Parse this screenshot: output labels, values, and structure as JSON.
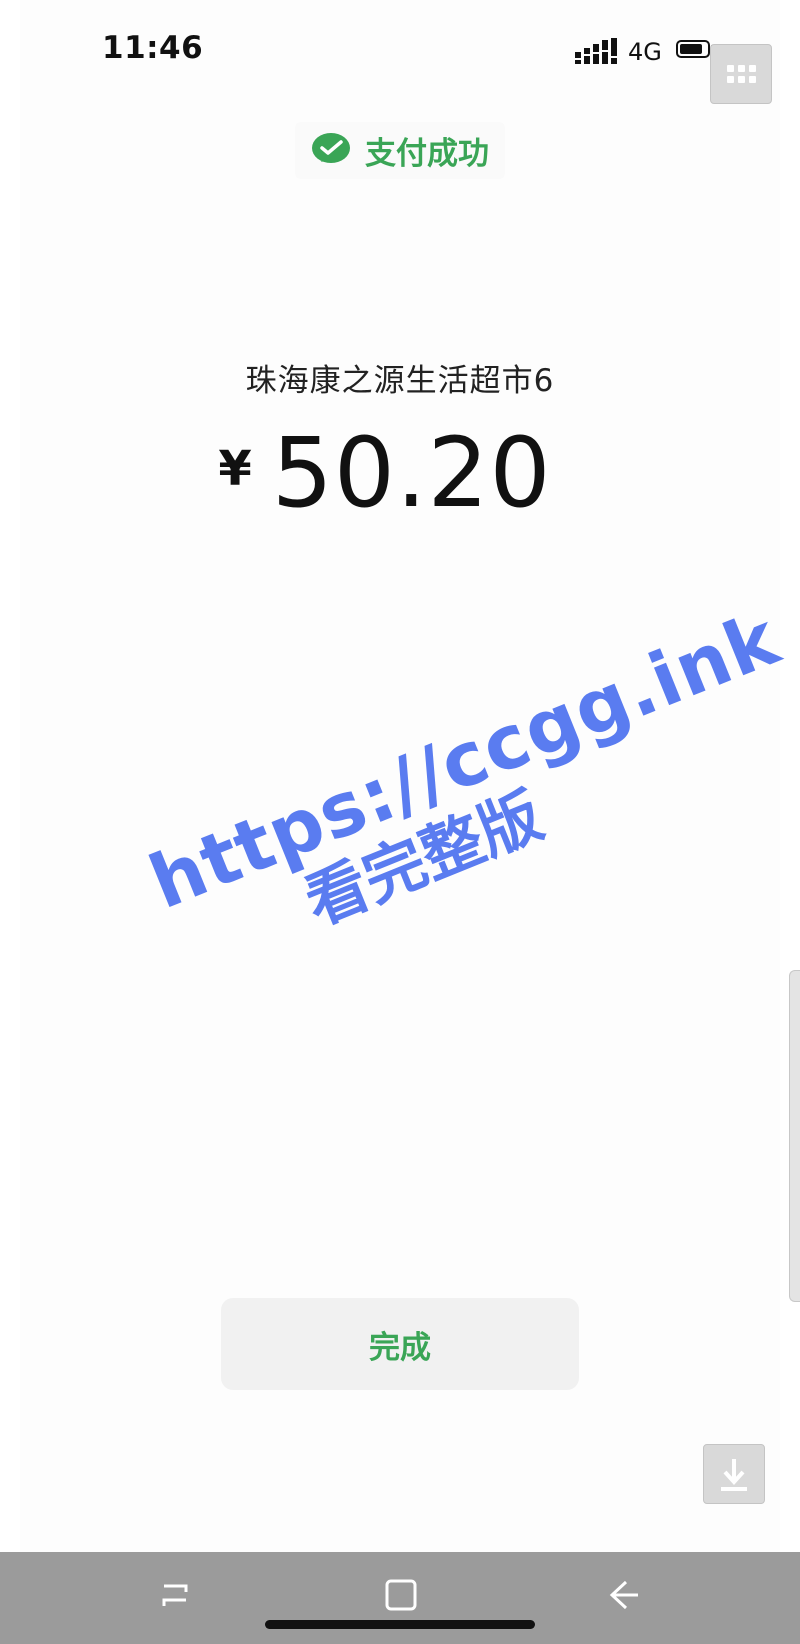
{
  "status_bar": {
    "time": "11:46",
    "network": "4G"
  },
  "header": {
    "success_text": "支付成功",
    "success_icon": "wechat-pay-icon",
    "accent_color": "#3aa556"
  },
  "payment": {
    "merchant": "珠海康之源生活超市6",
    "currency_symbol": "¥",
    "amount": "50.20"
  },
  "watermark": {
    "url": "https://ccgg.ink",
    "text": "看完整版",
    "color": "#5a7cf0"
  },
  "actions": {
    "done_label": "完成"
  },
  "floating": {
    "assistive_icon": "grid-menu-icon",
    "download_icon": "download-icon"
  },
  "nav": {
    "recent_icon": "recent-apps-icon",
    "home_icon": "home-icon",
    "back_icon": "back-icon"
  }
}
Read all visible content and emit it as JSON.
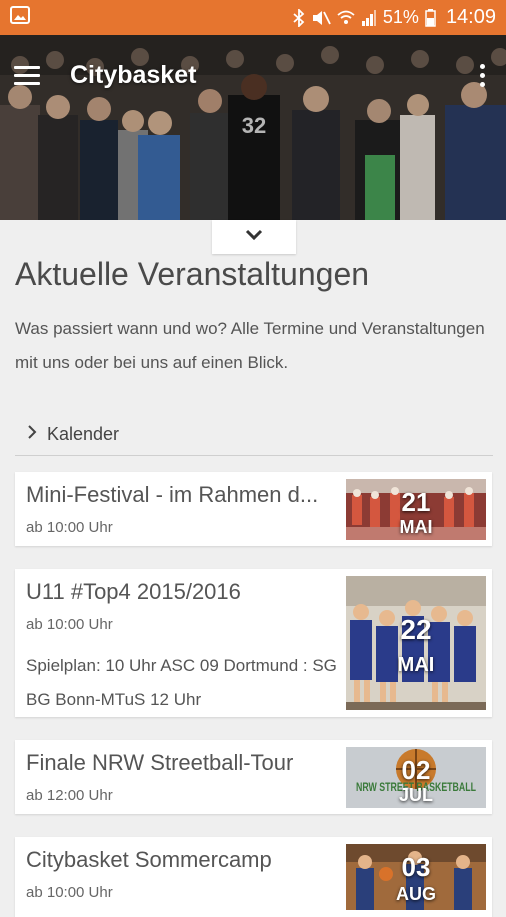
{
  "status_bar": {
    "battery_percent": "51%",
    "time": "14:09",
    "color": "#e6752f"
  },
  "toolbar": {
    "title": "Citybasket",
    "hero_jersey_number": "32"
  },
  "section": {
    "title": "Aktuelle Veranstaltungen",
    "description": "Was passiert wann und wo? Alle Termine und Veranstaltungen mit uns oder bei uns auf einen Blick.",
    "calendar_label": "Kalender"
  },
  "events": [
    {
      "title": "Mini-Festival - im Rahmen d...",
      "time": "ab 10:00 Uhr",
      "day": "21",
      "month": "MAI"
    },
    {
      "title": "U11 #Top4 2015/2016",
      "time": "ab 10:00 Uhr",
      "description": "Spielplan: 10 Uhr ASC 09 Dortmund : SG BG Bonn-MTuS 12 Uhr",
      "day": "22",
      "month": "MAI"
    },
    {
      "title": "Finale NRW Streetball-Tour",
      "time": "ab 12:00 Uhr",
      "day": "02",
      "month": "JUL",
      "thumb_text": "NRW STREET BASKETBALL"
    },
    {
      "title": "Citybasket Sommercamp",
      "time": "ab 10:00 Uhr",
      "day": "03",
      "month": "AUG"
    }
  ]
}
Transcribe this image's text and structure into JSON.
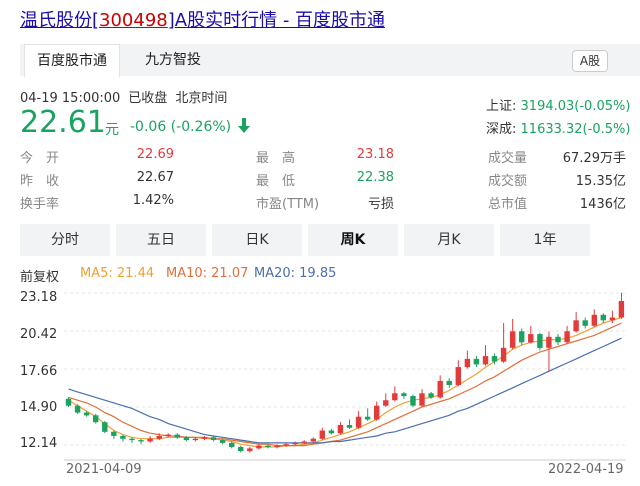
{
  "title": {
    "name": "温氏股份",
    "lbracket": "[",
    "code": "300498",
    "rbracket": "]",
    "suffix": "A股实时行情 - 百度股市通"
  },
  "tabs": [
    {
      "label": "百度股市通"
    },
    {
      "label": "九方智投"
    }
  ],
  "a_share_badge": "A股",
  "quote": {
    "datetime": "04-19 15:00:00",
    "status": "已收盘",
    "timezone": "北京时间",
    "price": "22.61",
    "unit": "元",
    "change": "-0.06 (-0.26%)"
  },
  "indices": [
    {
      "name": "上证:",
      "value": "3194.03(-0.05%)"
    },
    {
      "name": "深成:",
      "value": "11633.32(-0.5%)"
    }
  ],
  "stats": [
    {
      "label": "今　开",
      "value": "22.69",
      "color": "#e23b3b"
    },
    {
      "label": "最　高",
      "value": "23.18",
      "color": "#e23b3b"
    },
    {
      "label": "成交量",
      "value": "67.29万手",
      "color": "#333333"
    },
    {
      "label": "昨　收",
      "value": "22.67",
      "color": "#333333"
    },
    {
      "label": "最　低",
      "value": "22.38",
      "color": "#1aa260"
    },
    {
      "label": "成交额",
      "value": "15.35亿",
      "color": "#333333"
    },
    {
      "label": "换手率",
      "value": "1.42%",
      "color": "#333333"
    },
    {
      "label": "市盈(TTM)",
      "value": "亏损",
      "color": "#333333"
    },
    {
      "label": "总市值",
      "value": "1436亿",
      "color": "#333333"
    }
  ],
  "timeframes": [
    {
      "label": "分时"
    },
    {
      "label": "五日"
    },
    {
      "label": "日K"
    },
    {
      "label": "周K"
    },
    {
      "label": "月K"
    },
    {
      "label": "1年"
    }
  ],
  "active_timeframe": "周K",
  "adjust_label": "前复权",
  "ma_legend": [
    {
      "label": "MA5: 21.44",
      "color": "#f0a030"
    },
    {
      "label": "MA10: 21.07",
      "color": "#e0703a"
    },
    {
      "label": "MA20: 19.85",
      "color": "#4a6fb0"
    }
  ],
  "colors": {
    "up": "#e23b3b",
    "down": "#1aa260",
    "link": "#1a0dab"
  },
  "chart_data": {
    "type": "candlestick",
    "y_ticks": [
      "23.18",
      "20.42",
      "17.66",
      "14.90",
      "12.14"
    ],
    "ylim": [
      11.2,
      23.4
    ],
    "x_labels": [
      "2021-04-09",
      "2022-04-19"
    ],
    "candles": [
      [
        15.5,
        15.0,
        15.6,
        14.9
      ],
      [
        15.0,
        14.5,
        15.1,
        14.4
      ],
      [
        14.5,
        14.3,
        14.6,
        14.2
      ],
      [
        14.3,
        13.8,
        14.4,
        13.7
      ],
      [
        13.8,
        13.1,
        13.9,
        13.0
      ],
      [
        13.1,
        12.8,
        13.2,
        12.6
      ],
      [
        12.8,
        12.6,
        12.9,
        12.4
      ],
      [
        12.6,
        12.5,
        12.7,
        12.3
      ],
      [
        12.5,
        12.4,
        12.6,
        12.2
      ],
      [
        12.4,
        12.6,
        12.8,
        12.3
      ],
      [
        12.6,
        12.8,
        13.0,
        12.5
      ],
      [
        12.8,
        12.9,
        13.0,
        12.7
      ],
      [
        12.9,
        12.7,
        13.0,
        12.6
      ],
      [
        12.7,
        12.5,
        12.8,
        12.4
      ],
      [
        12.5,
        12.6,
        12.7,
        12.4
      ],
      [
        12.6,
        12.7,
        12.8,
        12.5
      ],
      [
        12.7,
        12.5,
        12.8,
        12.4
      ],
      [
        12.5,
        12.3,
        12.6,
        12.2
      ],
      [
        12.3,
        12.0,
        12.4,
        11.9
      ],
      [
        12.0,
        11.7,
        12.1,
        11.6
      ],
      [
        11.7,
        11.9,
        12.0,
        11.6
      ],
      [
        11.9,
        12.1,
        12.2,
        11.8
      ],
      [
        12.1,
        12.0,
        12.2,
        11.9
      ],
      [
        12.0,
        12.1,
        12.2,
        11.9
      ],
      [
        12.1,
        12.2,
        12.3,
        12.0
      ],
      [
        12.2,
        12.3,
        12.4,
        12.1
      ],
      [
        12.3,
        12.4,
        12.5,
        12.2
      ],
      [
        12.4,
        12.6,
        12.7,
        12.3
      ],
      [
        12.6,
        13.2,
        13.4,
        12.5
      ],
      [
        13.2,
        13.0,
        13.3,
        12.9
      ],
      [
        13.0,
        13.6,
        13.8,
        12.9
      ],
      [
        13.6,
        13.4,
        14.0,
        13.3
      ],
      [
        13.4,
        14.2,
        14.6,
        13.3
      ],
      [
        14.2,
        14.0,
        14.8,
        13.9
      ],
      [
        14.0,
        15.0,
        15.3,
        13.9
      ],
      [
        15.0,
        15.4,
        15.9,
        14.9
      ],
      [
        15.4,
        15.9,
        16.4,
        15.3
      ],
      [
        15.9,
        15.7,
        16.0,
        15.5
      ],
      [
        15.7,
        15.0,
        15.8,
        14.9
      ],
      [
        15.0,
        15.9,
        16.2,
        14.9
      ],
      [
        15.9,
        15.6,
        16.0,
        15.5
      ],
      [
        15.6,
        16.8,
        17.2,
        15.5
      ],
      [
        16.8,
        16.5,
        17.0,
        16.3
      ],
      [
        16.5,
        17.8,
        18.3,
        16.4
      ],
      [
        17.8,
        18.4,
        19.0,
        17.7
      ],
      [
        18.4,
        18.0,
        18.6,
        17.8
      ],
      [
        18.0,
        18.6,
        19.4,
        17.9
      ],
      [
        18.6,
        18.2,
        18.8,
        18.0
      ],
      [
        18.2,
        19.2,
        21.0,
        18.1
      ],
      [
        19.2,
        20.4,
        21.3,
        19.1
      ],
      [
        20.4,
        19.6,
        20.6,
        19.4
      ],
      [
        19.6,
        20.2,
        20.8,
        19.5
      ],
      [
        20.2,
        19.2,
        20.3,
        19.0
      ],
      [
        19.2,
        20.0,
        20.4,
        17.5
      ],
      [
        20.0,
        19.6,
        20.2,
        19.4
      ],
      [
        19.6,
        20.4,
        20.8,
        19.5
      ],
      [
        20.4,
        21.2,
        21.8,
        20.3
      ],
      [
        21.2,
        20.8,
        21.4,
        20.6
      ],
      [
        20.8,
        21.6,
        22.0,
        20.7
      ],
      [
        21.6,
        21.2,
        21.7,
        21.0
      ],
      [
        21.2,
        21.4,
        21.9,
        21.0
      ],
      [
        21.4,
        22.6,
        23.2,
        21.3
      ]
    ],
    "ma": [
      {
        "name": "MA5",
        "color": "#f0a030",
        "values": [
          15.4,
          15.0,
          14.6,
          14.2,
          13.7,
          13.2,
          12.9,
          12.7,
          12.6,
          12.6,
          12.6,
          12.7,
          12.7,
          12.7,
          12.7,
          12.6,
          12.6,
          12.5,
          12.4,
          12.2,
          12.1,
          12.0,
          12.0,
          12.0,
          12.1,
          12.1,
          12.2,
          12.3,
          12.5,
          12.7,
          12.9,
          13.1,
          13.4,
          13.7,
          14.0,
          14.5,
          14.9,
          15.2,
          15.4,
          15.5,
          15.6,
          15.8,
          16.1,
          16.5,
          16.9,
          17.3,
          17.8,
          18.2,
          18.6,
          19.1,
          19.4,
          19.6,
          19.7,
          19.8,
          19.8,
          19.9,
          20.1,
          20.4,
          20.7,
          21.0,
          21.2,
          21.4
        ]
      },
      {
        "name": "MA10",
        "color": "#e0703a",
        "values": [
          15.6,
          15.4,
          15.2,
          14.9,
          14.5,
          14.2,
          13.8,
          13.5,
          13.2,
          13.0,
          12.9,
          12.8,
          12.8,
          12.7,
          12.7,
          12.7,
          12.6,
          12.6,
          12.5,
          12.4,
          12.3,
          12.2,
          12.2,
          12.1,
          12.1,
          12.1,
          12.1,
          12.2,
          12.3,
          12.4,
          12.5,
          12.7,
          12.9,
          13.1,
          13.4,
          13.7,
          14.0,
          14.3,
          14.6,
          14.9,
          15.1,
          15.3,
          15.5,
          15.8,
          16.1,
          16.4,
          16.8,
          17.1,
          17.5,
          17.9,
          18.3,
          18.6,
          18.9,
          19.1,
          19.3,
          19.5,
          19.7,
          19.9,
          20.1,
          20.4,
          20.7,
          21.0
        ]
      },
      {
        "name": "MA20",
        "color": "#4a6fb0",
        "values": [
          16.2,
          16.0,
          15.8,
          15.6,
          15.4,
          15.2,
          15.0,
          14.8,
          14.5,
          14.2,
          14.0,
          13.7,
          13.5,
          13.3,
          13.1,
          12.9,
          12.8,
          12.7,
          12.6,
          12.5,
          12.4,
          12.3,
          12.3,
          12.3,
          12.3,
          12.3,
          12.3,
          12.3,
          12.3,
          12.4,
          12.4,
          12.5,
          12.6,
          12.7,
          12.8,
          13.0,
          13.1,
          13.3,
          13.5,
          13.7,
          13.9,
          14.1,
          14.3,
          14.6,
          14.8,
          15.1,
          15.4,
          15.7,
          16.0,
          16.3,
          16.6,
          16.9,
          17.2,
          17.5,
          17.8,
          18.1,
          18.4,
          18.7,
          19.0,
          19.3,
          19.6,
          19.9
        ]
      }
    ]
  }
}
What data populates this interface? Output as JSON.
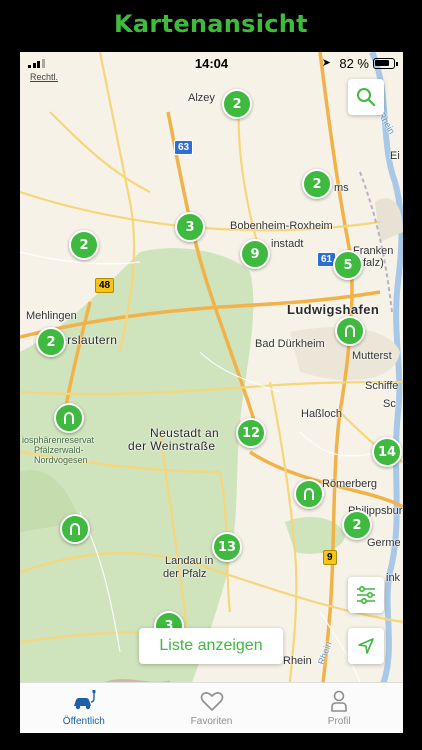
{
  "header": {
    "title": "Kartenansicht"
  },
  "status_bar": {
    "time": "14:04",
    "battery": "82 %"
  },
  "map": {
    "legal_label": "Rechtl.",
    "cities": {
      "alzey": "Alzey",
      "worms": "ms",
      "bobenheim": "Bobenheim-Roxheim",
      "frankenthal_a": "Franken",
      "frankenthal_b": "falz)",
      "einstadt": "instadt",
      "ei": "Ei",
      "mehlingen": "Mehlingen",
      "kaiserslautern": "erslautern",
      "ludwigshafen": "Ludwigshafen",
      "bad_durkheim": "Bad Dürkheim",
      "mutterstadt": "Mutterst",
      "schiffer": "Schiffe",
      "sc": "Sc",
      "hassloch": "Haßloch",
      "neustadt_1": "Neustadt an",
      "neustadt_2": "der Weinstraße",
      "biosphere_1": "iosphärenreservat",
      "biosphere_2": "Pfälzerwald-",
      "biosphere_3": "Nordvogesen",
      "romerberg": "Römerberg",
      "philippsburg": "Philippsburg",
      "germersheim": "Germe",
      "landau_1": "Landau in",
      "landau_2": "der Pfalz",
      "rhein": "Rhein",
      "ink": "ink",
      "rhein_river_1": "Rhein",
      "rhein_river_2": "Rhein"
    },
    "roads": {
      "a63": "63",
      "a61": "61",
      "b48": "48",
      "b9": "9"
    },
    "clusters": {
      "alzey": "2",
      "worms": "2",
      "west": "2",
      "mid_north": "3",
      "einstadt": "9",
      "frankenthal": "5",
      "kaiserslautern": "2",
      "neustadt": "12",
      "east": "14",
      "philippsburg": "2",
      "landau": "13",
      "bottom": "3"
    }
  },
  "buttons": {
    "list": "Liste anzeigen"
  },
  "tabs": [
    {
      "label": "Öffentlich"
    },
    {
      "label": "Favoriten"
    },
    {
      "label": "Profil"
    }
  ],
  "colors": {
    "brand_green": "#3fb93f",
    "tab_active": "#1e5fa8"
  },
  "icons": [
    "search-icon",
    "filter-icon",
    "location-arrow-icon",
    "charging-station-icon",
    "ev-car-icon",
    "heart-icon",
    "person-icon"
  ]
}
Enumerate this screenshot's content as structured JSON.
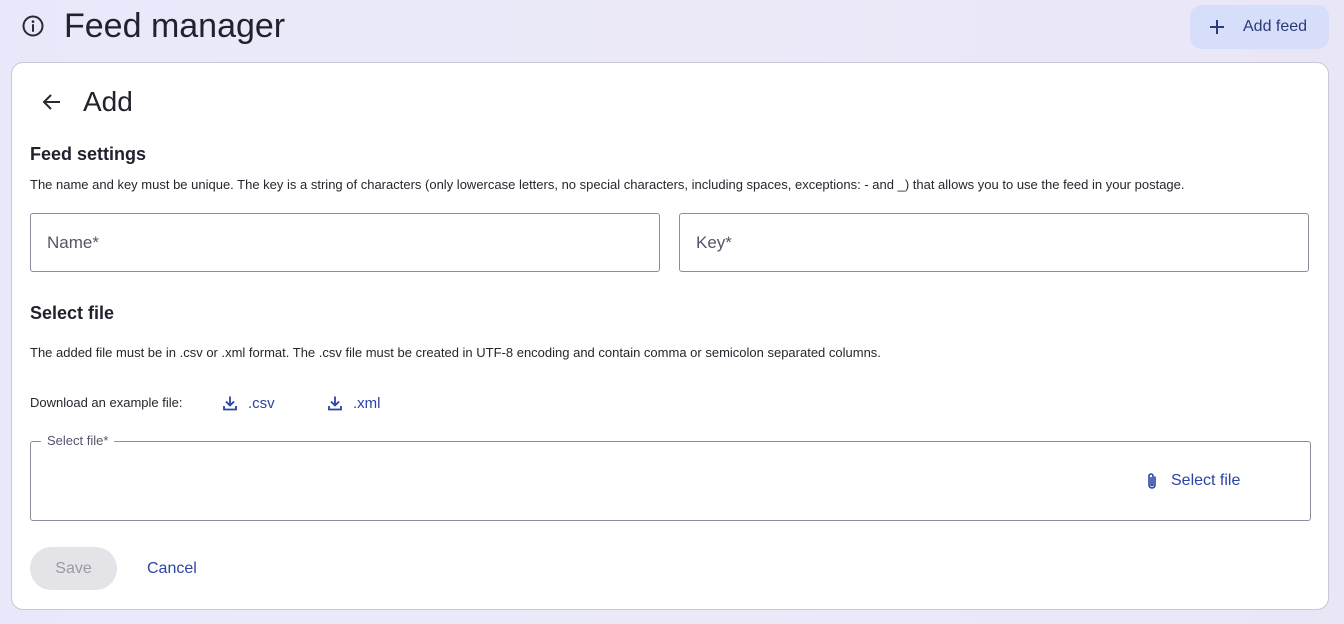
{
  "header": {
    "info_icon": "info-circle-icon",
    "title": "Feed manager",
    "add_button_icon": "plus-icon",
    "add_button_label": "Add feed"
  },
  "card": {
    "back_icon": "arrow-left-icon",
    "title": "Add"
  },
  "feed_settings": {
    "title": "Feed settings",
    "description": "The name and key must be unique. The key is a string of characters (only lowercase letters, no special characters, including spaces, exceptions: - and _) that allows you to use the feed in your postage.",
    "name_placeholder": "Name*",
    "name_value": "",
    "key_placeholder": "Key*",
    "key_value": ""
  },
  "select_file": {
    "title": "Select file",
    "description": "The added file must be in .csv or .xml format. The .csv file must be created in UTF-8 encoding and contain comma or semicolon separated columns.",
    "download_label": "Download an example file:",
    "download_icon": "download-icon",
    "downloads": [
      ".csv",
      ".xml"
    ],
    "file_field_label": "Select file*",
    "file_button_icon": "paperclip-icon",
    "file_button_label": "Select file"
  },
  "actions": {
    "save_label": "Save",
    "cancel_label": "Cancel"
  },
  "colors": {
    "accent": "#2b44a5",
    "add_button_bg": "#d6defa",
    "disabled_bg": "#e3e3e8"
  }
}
********
== The exercise ==
Copy out every line from the records that has the word "this".

== The reply ==
Parse this screenshot: output labels, values, and structure as JSON.
Transcribe this image's text and structure into JSON.
What data populates this interface? Output as JSON.
Enumerate this screenshot's content as structured JSON.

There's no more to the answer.